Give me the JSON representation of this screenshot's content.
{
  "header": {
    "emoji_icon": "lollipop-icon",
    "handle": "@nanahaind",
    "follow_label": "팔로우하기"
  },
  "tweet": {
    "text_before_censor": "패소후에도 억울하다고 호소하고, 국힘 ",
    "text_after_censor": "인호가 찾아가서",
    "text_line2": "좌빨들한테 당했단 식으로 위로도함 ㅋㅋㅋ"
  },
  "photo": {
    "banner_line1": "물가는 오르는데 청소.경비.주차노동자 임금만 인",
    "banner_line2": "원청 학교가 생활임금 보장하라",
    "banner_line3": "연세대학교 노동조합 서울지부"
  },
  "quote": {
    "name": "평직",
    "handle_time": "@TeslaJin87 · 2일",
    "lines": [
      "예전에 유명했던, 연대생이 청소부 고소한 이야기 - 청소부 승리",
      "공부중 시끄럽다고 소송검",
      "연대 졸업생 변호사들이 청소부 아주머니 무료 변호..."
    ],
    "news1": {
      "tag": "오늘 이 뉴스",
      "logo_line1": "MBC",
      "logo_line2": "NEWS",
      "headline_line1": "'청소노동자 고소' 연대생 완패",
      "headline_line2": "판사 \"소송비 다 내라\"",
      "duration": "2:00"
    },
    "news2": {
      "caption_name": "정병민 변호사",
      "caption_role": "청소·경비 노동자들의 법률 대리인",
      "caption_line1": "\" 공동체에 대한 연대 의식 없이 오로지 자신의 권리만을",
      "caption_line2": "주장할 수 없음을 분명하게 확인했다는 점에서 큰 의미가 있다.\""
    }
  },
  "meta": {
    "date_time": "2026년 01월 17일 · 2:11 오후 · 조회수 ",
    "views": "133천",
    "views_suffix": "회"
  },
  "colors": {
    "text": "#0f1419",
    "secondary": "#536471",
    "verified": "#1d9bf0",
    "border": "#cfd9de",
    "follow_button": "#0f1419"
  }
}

INSTRUCTION: Write out all of the records above exactly as they appear.

ANSWER BELOW:
Give me the JSON representation of this screenshot's content.
{
  "header": {
    "emoji_icon": "lollipop-icon",
    "handle": "@nanahaind",
    "follow_label": "팔로우하기"
  },
  "tweet": {
    "text_before_censor": "패소후에도 억울하다고 호소하고, 국힘 ",
    "text_after_censor": "인호가 찾아가서",
    "text_line2": "좌빨들한테 당했단 식으로 위로도함 ㅋㅋㅋ"
  },
  "photo": {
    "banner_line1": "물가는 오르는데 청소.경비.주차노동자 임금만 인",
    "banner_line2": "원청 학교가 생활임금 보장하라",
    "banner_line3": "연세대학교 노동조합 서울지부"
  },
  "quote": {
    "name": "평직",
    "handle_time": "@TeslaJin87 · 2일",
    "lines": [
      "예전에 유명했던, 연대생이 청소부 고소한 이야기 - 청소부 승리",
      "공부중 시끄럽다고 소송검",
      "연대 졸업생 변호사들이 청소부 아주머니 무료 변호..."
    ],
    "news1": {
      "tag": "오늘 이 뉴스",
      "logo_line1": "MBC",
      "logo_line2": "NEWS",
      "headline_line1": "'청소노동자 고소' 연대생 완패",
      "headline_line2": "판사 \"소송비 다 내라\"",
      "duration": "2:00"
    },
    "news2": {
      "caption_name": "정병민 변호사",
      "caption_role": "청소·경비 노동자들의 법률 대리인",
      "caption_line1": "\" 공동체에 대한 연대 의식 없이 오로지 자신의 권리만을",
      "caption_line2": "주장할 수 없음을 분명하게 확인했다는 점에서 큰 의미가 있다.\""
    }
  },
  "meta": {
    "date_time": "2026년 01월 17일 · 2:11 오후 · 조회수 ",
    "views": "133천",
    "views_suffix": "회"
  },
  "colors": {
    "text": "#0f1419",
    "secondary": "#536471",
    "verified": "#1d9bf0",
    "border": "#cfd9de",
    "follow_button": "#0f1419"
  }
}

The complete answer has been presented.